**SEITENAUSZUG**
▶

Das Staatsoberhaupt ist der Präsident, der vom Parlament alle fünf Jahre gewählt wird. Eine einmalige Wiederwahl ist möglich. Er übt größtenteils zeremonielle Funktionen aus, während die Macht in den Händen des Premierministers als Regierungschef liegt. Dieser wird von der stärksten im Parlament vertretenen Partei nominiert und vom Präsidenten formell ernannt. Der Premierminister ernennt die Regierungsmitglieder, die vom Präsidenten bestätigt werden. Nach Ende der fünfjährigen Legislaturperiode bildet der Präsident unter seiner Führung eine unabhängige Übergangsregierung, deren verfassungsmäßige Aufgabe es ist, innerhalb von 90 Tagen die Voraussetzungen für Neuwahlen zu schaffen (ÖB 12.2018; vgl. GIZ 12.2018a). Zusätzlich obliegt dem Premierminister die Kontrolle der Geheimdienste, der Streitkräfte und der paramilitärischen Einheiten (GIZ 12.2018a).

Das Parlament (National Parliament oder Jatiya Sangsad) besteht aus einer Kammer mit 300, in Einzelwahlkreisen auf fünf Jahre direkt gewählten, Abgeordneten (ÖB 12.2018) mit zusätzlichen 50 Sitzen, die nur für Frauen reserviert sind (AA 27.10.2017; vgl. GIZ 12.2018). Diese werden nicht direkt durch eine Wahl vergeben, sondern die Parteien, die es ins Parlament schaffen, nominiert (GIZ 12.2018a). Das Parlament tagt nicht während der Amtszeit der Übergangsregierung. Das Mehrheitswahlrecht führt zu stabilen Mehrheiten im Parlament und hat die Herausbildung der Bangladesch Nationalist Party (BNP) und der Awami League (AL) als dominierende und konkurrierende Parteien begünstigt. Während die konservative BNP Verbündete bei den islamistischen Parteien wie der Jamaat-e-Islami (JI) hat, bekommt die AL traditionell Unterstützung von linken und säkularen Parteien, wie der Arbeiterpartei, der liberaldemokratischen Partei, der national-sozialen Partei Jatiyo Samajtantrik Dal und jüngst auch von der Jatiya Partei, unter dem ehemaligen Militärdiktator Hossain Mohammad Ershad (ÖB 12.2018).

◀

**KURZAUFGABE 1**
Wie viele Parlamentssitze sind laut dem Auszug zum Regierungssystem nur für Frauen vorgesehen?
**KURZAUFGABE 2**
Übersetze den Satz „Das Parlament tagt nicht während der Amtszeit der Übergangsregierung.“ aus dem Auszug zum Regierungssystem ins Englische.
Als Grundlage dient allein der Auszug zum Regierungssystem.

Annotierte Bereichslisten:
▶

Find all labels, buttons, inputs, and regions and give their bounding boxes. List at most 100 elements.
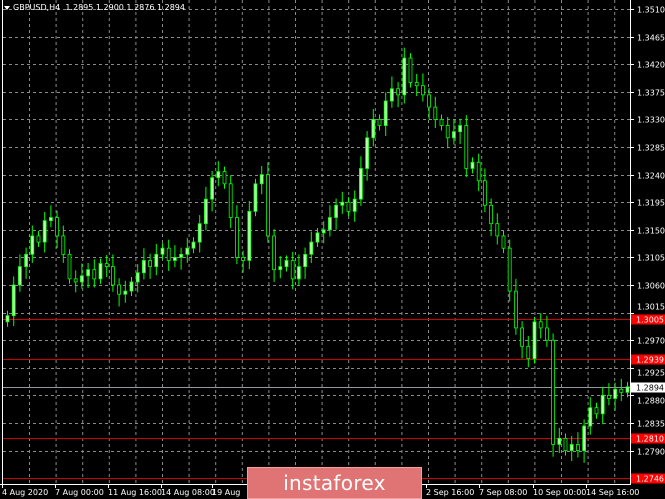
candle: [253, 178, 258, 217]
candle-body: [526, 345, 531, 360]
candle: [414, 74, 419, 97]
candle-body: [470, 161, 475, 169]
candle: [24, 247, 29, 279]
candle: [42, 212, 47, 253]
candle-body: [135, 272, 140, 283]
candle-body: [420, 85, 425, 96]
candle: [458, 118, 463, 144]
candle: [408, 53, 413, 88]
candle: [104, 254, 109, 278]
candle: [86, 262, 90, 289]
candle: [216, 161, 221, 187]
candle: [451, 119, 456, 145]
candle: [49, 205, 53, 228]
time-tick-label: 14 Sep 16:00: [586, 488, 639, 497]
candle: [17, 254, 22, 292]
candle-body: [278, 266, 283, 271]
price-tick-label: 1.3195: [637, 199, 665, 208]
candle-body: [284, 260, 289, 268]
candle-body: [73, 278, 78, 283]
candle-body: [464, 125, 469, 169]
candle: [296, 254, 301, 286]
candle-body: [197, 223, 202, 243]
price-tick-label: 1.2925: [637, 369, 665, 378]
candle-body: [111, 266, 115, 286]
candle: [600, 386, 605, 425]
candle-body: [588, 407, 593, 427]
candle-body: [414, 82, 419, 87]
candle: [495, 213, 500, 245]
candle-body: [563, 437, 568, 452]
candle-body: [402, 57, 407, 96]
candle-body: [24, 253, 29, 267]
candle-body: [30, 235, 35, 255]
candle: [619, 378, 624, 401]
candle-body: [241, 256, 246, 261]
candle: [520, 321, 524, 359]
price-tick-label: 1.2835: [637, 420, 665, 429]
candle-body: [154, 253, 159, 267]
candle: [396, 81, 401, 108]
candle-body: [619, 388, 624, 393]
candle-body: [396, 88, 401, 96]
price-tick-label: 1.2880: [637, 397, 665, 406]
candle-body: [445, 125, 450, 139]
candle: [234, 205, 239, 265]
price-tick-label: 1.3330: [637, 116, 665, 125]
candle-body: [383, 100, 388, 126]
candle-body: [129, 281, 134, 292]
candle-body: [408, 57, 413, 83]
candle-body: [123, 290, 128, 295]
candle-body: [495, 223, 500, 237]
candle-body: [600, 394, 605, 415]
candle-body: [346, 201, 351, 212]
candle: [464, 115, 469, 178]
candle: [476, 153, 481, 192]
candle-body: [67, 253, 72, 280]
candle-body: [172, 256, 177, 261]
candle-body: [104, 263, 109, 267]
price-tick-label: 1.3150: [637, 227, 665, 236]
candle: [445, 116, 450, 149]
candle: [365, 131, 370, 181]
candle: [241, 250, 246, 273]
level-label: 1.3005: [636, 316, 664, 325]
candle-body: [5, 315, 10, 323]
candle-body: [11, 284, 16, 317]
candle-body: [86, 269, 90, 277]
candle: [501, 231, 506, 254]
candle-body: [160, 247, 165, 255]
candle-body: [371, 119, 376, 139]
candle-body: [309, 241, 314, 255]
candle-body: [203, 198, 208, 225]
dropdown-triangle-icon[interactable]: [4, 5, 10, 10]
candle-body: [315, 232, 320, 243]
price-tick-label: 1.3285: [637, 144, 665, 153]
candle-body: [228, 183, 233, 218]
candle: [321, 221, 326, 244]
candle: [613, 382, 617, 411]
candle: [129, 277, 134, 297]
candle: [563, 433, 568, 456]
candle-body: [185, 247, 190, 255]
candle: [470, 157, 475, 174]
candle: [377, 114, 382, 131]
time-tick-label: 10 Sep 00:00: [533, 488, 586, 497]
candle: [123, 280, 128, 303]
symbol-label: GBPUSD,H4: [13, 3, 61, 12]
candle: [210, 170, 215, 212]
candle: [141, 248, 146, 280]
candle-body: [55, 217, 59, 237]
candle-body: [303, 253, 308, 267]
candle: [203, 186, 208, 231]
candle: [489, 198, 494, 236]
candle: [352, 190, 357, 222]
time-tick-label: 7 Sep 08:00: [479, 488, 527, 497]
current-price-box: [631, 382, 665, 393]
candle: [73, 270, 78, 293]
candle-body: [352, 198, 357, 212]
candle-body: [191, 241, 196, 249]
candle: [61, 225, 66, 263]
time-tick-label: 4 Aug 2020: [2, 488, 48, 497]
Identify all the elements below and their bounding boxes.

◀

**VOLLSTÄNDIGE ANTWORT 1**
50 Sitze.

**VOLLSTÄNDIGE ANTWORT 2**
Parliament does not sit during the term of the caretaker government.